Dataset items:

☆ ☆ ☆ ☆ ☆ ☆ ☆

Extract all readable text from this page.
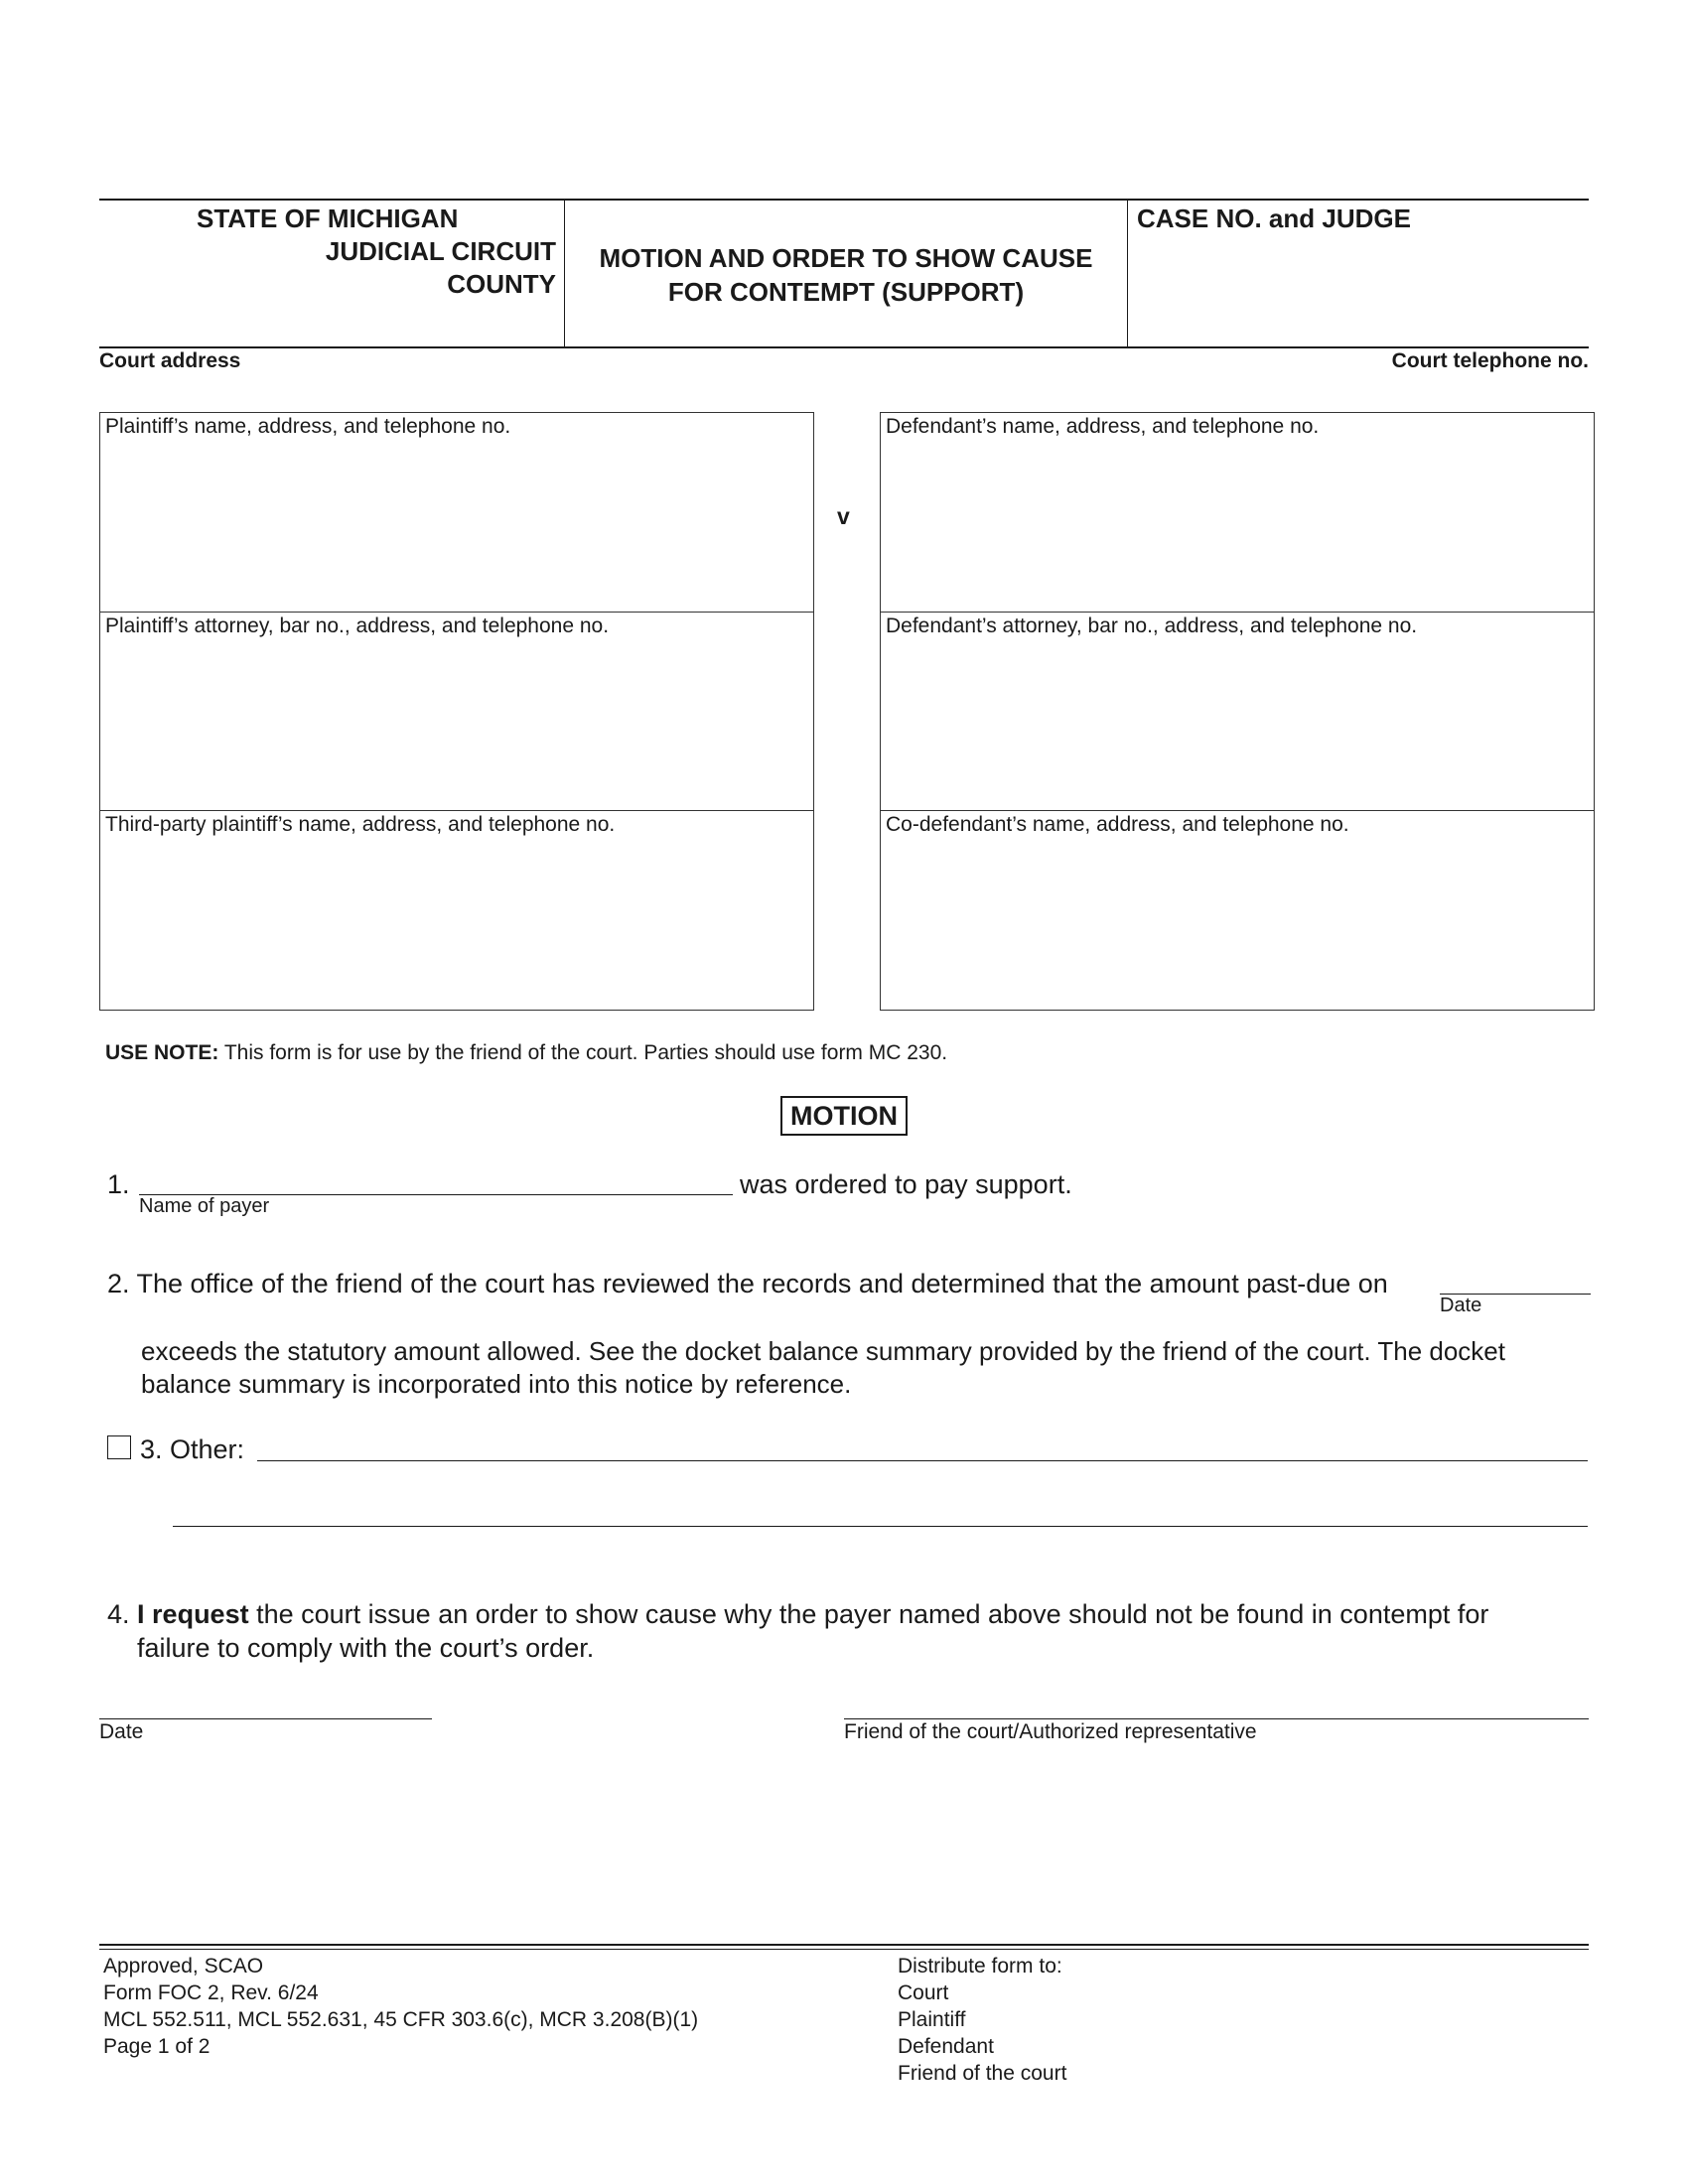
STATE OF MICHIGAN
JUDICIAL CIRCUIT
COUNTY
MOTION AND ORDER TO SHOW CAUSE
FOR CONTEMPT (SUPPORT)
CASE NO. and JUDGE
Court address	Court telephone no.
Plaintiff’s name, address, and telephone no.
Plaintiff’s attorney, bar no., address, and telephone no.
Third-party plaintiff’s name, address, and telephone no.
v
Defendant’s name, address, and telephone no.
Defendant’s attorney, bar no., address, and telephone no.
Co-defendant’s name, address, and telephone no.
USE NOTE: This form is for use by the friend of the court. Parties should use form MC 230.
MOTION
1.
Name of payer
was ordered to pay support.
2. The office of the friend of the court has reviewed the records and determined that the amount past-due on
Date
exceeds the statutory amount allowed. See the docket balance summary provided by the friend of the court. The docket
balance summary is incorporated into this notice by reference.
3. Other:
4. I request the court issue an order to show cause why the payer named above should not be found in contempt for
failure to comply with the court’s order.
Date	Friend of the court/Authorized representative
Approved, SCAO
Form FOC 2, Rev. 6/24
MCL 552.511, MCL 552.631, 45 CFR 303.6(c), MCR 3.208(B)(1)
Page 1 of 2
Distribute form to:
Court
Plaintiff
Defendant
Friend of the court
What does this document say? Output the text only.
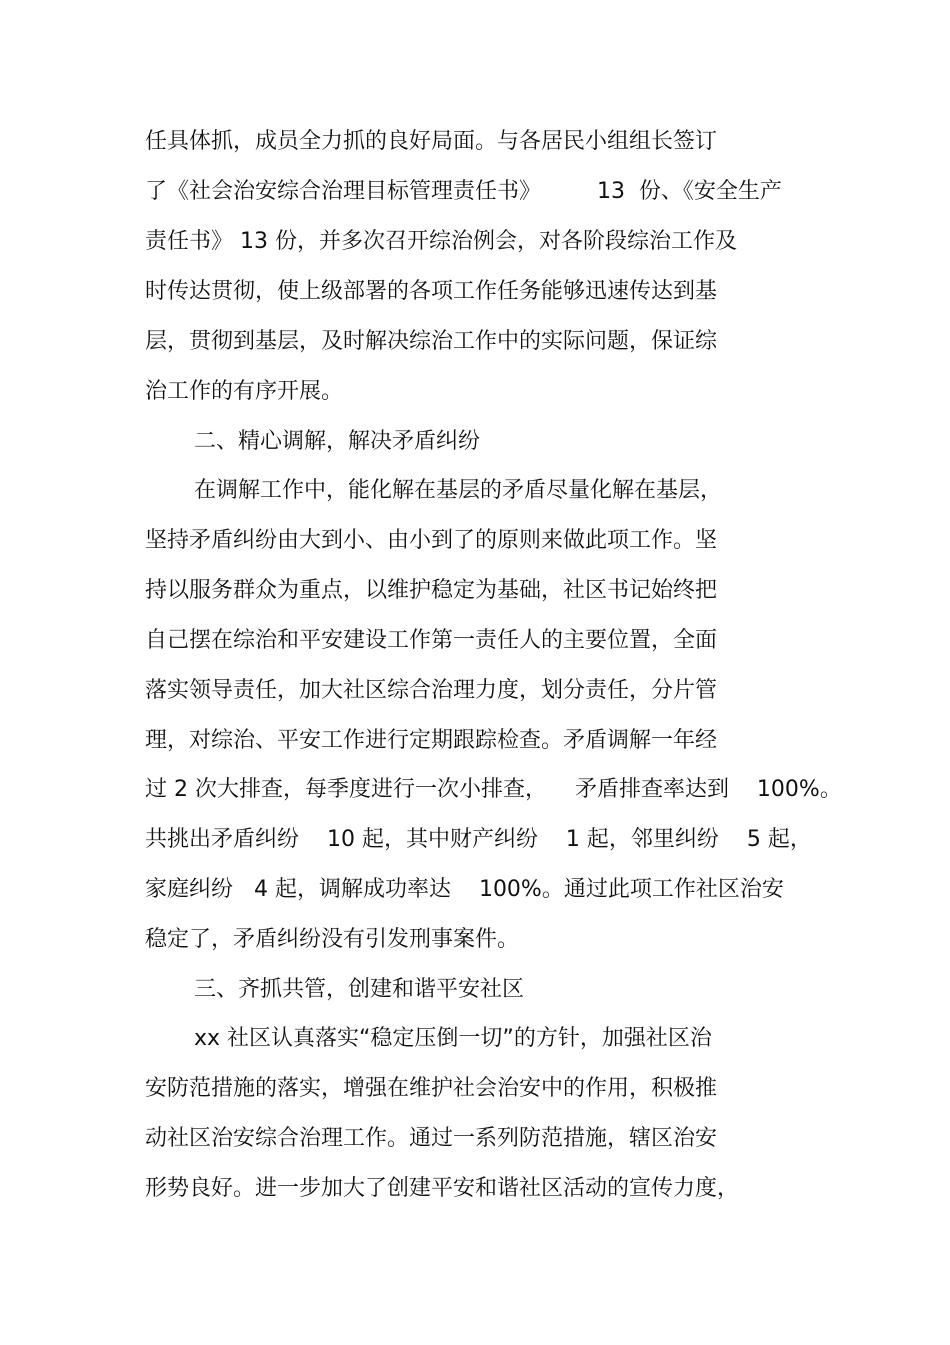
任具体抓，成员全力抓的良好局面。与各居民小组组长签订
了《社会治安综合治理目标管理责任书》        13  份、《安全生产
责任书》 13 份，并多次召开综治例会，对各阶段综治工作及
时传达贯彻，使上级部署的各项工作任务能够迅速传达到基
层，贯彻到基层，及时解决综治工作中的实际问题，保证综
治工作的有序开展。
二、精心调解，解决矛盾纠纷
在调解工作中，能化解在基层的矛盾尽量化解在基层，
坚持矛盾纠纷由大到小、由小到了的原则来做此项工作。坚
持以服务群众为重点，以维护稳定为基础，社区书记始终把
自己摆在综治和平安建设工作第一责任人的主要位置，全面
落实领导责任，加大社区综合治理力度，划分责任，分片管
理，对综治、平安工作进行定期跟踪检查。矛盾调解一年经
过 2 次大排查，每季度进行一次小排查，    矛盾排查率达到    100%。
共挑出矛盾纠纷    10 起，其中财产纠纷    1 起，邻里纠纷    5 起，
家庭纠纷   4 起，调解成功率达    100%。通过此项工作社区治安
稳定了，矛盾纠纷没有引发刑事案件。
三、齐抓共管，创建和谐平安社区
xx 社区认真落实“稳定压倒一切”的方针，加强社区治
安防范措施的落实，增强在维护社会治安中的作用，积极推
动社区治安综合治理工作。通过一系列防范措施，辖区治安
形势良好。进一步加大了创建平安和谐社区活动的宣传力度，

☆ ☆ ☆ ☆ ☆ ☆ ☆

WRITTEN PROBLEM
Gather from the entries above all lines that include the string "attorney".

ANSWER IN FULL
Plaintiff’s attorney, bar no., address, and telephone no.
Defendant’s attorney, bar no., address, and telephone no.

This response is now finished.